▸ **TASK DETAILS**: Reproduce the whole listing, character for character.

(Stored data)
BEGIN
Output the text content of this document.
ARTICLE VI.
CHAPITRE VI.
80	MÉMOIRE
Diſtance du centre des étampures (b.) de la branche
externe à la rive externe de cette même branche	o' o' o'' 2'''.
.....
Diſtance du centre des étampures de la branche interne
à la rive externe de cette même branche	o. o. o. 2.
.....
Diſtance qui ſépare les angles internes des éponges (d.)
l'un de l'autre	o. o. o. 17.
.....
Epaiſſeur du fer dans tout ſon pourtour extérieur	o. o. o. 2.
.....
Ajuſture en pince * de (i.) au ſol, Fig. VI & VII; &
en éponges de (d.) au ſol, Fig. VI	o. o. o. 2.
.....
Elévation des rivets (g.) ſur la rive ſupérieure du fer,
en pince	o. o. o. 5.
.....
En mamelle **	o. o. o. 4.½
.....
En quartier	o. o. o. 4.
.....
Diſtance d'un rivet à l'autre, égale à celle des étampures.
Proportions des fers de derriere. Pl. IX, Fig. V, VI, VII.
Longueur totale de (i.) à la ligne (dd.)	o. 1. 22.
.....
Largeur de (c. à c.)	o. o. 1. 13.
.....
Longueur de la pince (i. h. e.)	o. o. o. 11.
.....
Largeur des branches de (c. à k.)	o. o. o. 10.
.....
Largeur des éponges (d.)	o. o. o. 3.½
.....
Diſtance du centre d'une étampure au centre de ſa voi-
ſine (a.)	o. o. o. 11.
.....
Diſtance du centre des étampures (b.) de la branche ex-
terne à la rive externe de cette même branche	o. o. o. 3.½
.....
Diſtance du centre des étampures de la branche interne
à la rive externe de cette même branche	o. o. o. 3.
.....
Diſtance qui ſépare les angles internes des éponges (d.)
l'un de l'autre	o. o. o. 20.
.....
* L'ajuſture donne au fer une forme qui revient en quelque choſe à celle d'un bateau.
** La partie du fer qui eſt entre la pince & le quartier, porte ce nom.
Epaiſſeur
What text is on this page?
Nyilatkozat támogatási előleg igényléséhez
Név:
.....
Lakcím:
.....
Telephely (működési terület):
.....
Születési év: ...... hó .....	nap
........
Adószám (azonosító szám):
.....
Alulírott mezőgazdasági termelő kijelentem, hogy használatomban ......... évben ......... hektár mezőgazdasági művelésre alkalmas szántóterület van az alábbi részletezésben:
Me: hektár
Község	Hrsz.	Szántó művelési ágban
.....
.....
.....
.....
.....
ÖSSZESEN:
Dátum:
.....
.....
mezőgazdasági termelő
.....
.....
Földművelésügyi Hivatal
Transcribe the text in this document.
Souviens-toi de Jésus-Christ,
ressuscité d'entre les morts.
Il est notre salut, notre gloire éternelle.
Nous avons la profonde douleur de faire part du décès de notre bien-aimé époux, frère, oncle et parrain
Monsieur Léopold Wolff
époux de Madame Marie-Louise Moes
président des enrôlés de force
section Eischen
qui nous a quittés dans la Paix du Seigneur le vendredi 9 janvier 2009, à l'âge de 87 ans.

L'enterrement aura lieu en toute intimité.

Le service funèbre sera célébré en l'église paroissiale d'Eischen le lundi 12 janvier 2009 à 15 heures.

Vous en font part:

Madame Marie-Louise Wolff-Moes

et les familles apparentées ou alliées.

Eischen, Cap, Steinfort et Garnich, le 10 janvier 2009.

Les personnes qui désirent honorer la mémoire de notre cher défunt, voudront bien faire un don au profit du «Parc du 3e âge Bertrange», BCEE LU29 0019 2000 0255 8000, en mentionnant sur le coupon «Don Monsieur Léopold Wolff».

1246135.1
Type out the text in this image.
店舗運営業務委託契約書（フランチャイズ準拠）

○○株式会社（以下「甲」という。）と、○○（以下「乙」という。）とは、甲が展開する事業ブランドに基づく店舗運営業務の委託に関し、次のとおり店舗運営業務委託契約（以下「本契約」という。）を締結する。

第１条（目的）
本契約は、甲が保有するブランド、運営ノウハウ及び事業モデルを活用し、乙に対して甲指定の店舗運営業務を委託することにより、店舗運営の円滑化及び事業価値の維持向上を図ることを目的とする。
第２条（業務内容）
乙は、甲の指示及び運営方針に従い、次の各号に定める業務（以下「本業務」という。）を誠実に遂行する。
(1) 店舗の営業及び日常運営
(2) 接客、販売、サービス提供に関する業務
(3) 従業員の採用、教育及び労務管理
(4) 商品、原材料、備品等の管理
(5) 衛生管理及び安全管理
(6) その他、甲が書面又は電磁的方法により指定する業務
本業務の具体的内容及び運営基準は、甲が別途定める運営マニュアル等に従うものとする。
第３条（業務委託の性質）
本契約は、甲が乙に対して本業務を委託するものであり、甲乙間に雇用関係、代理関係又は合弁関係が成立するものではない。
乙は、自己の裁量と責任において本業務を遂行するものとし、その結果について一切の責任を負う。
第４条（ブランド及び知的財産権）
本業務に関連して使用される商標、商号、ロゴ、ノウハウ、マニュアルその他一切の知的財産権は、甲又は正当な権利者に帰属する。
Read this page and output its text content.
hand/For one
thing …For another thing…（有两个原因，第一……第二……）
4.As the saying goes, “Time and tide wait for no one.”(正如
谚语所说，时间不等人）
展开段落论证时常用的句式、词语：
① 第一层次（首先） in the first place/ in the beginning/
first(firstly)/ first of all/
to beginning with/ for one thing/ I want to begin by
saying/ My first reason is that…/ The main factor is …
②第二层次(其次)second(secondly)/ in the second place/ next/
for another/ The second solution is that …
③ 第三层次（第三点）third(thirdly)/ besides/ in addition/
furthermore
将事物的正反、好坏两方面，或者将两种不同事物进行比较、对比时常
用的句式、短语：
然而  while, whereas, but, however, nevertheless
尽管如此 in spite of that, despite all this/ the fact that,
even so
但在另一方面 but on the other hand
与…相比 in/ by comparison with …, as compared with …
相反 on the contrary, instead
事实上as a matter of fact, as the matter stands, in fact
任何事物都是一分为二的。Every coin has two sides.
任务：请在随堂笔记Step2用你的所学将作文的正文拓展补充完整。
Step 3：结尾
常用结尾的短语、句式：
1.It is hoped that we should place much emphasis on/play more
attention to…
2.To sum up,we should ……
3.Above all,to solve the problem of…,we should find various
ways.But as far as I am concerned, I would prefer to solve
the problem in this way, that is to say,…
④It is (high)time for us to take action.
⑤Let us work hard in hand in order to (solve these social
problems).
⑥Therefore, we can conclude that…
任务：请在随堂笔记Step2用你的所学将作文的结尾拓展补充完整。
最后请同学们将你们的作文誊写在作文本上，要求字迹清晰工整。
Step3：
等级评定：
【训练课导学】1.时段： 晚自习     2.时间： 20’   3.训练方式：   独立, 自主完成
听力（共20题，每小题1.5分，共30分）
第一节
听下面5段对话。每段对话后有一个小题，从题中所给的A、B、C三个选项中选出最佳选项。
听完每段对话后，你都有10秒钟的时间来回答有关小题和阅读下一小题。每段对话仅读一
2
END
▸ **ANSWER TO THE PROBLEM**:
Output the text content of this document.
ARTICLE VI.
CHAPITRE VI.
80	MÉMOIRE
Diſtance du centre des étampures (b.) de la branche
externe à la rive externe de cette même branche	o' o' o'' 2'''.
.....
Diſtance du centre des étampures de la branche interne
à la rive externe de cette même branche	o. o. o. 2.
.....
Diſtance qui ſépare les angles internes des éponges (d.)
l'un de l'autre	o. o. o. 17.
.....
Epaiſſeur du fer dans tout ſon pourtour extérieur	o. o. o. 2.
.....
Ajuſture en pince * de (i.) au ſol, Fig. VI & VII; &
en éponges de (d.) au ſol, Fig. VI	o. o. o. 2.
.....
Elévation des rivets (g.) ſur la rive ſupérieure du fer,
en pince	o. o. o. 5.
.....
En mamelle **	o. o. o. 4.½
.....
En quartier	o. o. o. 4.
.....
Diſtance d'un rivet à l'autre, égale à celle des étampures.
Proportions des fers de derriere. Pl. IX, Fig. V, VI, VII.
Longueur totale de (i.) à la ligne (dd.)	o. 1. 22.
.....
Largeur de (c. à c.)	o. o. 1. 13.
.....
Longueur de la pince (i. h. e.)	o. o. o. 11.
.....
Largeur des branches de (c. à k.)	o. o. o. 10.
.....
Largeur des éponges (d.)	o. o. o. 3.½
.....
Diſtance du centre d'une étampure au centre de ſa voi-
ſine (a.)	o. o. o. 11.
.....
Diſtance du centre des étampures (b.) de la branche ex-
terne à la rive externe de cette même branche	o. o. o. 3.½
.....
Diſtance du centre des étampures de la branche interne
à la rive externe de cette même branche	o. o. o. 3.
.....
Diſtance qui ſépare les angles internes des éponges (d.)
l'un de l'autre	o. o. o. 20.
.....
* L'ajuſture donne au fer une forme qui revient en quelque choſe à celle d'un bateau.
** La partie du fer qui eſt entre la pince & le quartier, porte ce nom.
Epaiſſeur
What text is on this page?
Nyilatkozat támogatási előleg igényléséhez
Név:
.....
Lakcím:
.....
Telephely (működési terület):
.....
Születési év: ...... hó .....	nap
........
Adószám (azonosító szám):
.....
Alulírott mezőgazdasági termelő kijelentem, hogy használatomban ......... évben ......... hektár mezőgazdasági művelésre alkalmas szántóterület van az alábbi részletezésben:
Me: hektár
Község	Hrsz.	Szántó művelési ágban
.....
.....
.....
.....
.....
ÖSSZESEN:
Dátum:
.....
.....
mezőgazdasági termelő
.....
.....
Földművelésügyi Hivatal
Transcribe the text in this document.
Souviens-toi de Jésus-Christ,
ressuscité d'entre les morts.
Il est notre salut, notre gloire éternelle.
Nous avons la profonde douleur de faire part du décès de notre bien-aimé époux, frère, oncle et parrain
Monsieur Léopold Wolff
époux de Madame Marie-Louise Moes
président des enrôlés de force
section Eischen
qui nous a quittés dans la Paix du Seigneur le vendredi 9 janvier 2009, à l'âge de 87 ans.

L'enterrement aura lieu en toute intimité.

Le service funèbre sera célébré en l'église paroissiale d'Eischen le lundi 12 janvier 2009 à 15 heures.

Vous en font part:

Madame Marie-Louise Wolff-Moes

et les familles apparentées ou alliées.

Eischen, Cap, Steinfort et Garnich, le 10 janvier 2009.

Les personnes qui désirent honorer la mémoire de notre cher défunt, voudront bien faire un don au profit du «Parc du 3e âge Bertrange», BCEE LU29 0019 2000 0255 8000, en mentionnant sur le coupon «Don Monsieur Léopold Wolff».

1246135.1
Type out the text in this image.
店舗運営業務委託契約書（フランチャイズ準拠）

○○株式会社（以下「甲」という。）と、○○（以下「乙」という。）とは、甲が展開する事業ブランドに基づく店舗運営業務の委託に関し、次のとおり店舗運営業務委託契約（以下「本契約」という。）を締結する。

第１条（目的）
本契約は、甲が保有するブランド、運営ノウハウ及び事業モデルを活用し、乙に対して甲指定の店舗運営業務を委託することにより、店舗運営の円滑化及び事業価値の維持向上を図ることを目的とする。
第２条（業務内容）
乙は、甲の指示及び運営方針に従い、次の各号に定める業務（以下「本業務」という。）を誠実に遂行する。
(1) 店舗の営業及び日常運営
(2) 接客、販売、サービス提供に関する業務
(3) 従業員の採用、教育及び労務管理
(4) 商品、原材料、備品等の管理
(5) 衛生管理及び安全管理
(6) その他、甲が書面又は電磁的方法により指定する業務
本業務の具体的内容及び運営基準は、甲が別途定める運営マニュアル等に従うものとする。
第３条（業務委託の性質）
本契約は、甲が乙に対して本業務を委託するものであり、甲乙間に雇用関係、代理関係又は合弁関係が成立するものではない。
乙は、自己の裁量と責任において本業務を遂行するものとし、その結果について一切の責任を負う。
第４条（ブランド及び知的財産権）
本業務に関連して使用される商標、商号、ロゴ、ノウハウ、マニュアルその他一切の知的財産権は、甲又は正当な権利者に帰属する。
Read this page and output its text content.
hand/For one
thing …For another thing…（有两个原因，第一……第二……）
4.As the saying goes, “Time and tide wait for no one.”(正如
谚语所说，时间不等人）
展开段落论证时常用的句式、词语：
① 第一层次（首先） in the first place/ in the beginning/
first(firstly)/ first of all/
to beginning with/ for one thing/ I want to begin by
saying/ My first reason is that…/ The main factor is …
②第二层次(其次)second(secondly)/ in the second place/ next/
for another/ The second solution is that …
③ 第三层次（第三点）third(thirdly)/ besides/ in addition/
furthermore
将事物的正反、好坏两方面，或者将两种不同事物进行比较、对比时常
用的句式、短语：
然而  while, whereas, but, however, nevertheless
尽管如此 in spite of that, despite all this/ the fact that,
even so
但在另一方面 but on the other hand
与…相比 in/ by comparison with …, as compared with …
相反 on the contrary, instead
事实上as a matter of fact, as the matter stands, in fact
任何事物都是一分为二的。Every coin has two sides.
任务：请在随堂笔记Step2用你的所学将作文的正文拓展补充完整。
Step 3：结尾
常用结尾的短语、句式：
1.It is hoped that we should place much emphasis on/play more
attention to…
2.To sum up,we should ……
3.Above all,to solve the problem of…,we should find various
ways.But as far as I am concerned, I would prefer to solve
the problem in this way, that is to say,…
④It is (high)time for us to take action.
⑤Let us work hard in hand in order to (solve these social
problems).
⑥Therefore, we can conclude that…
任务：请在随堂笔记Step2用你的所学将作文的结尾拓展补充完整。
最后请同学们将你们的作文誊写在作文本上，要求字迹清晰工整。
Step3：
等级评定：
【训练课导学】1.时段： 晚自习     2.时间： 20’   3.训练方式：   独立, 自主完成
听力（共20题，每小题1.5分，共30分）
第一节
听下面5段对话。每段对话后有一个小题，从题中所给的A、B、C三个选项中选出最佳选项。
听完每段对话后，你都有10秒钟的时间来回答有关小题和阅读下一小题。每段对话仅读一
2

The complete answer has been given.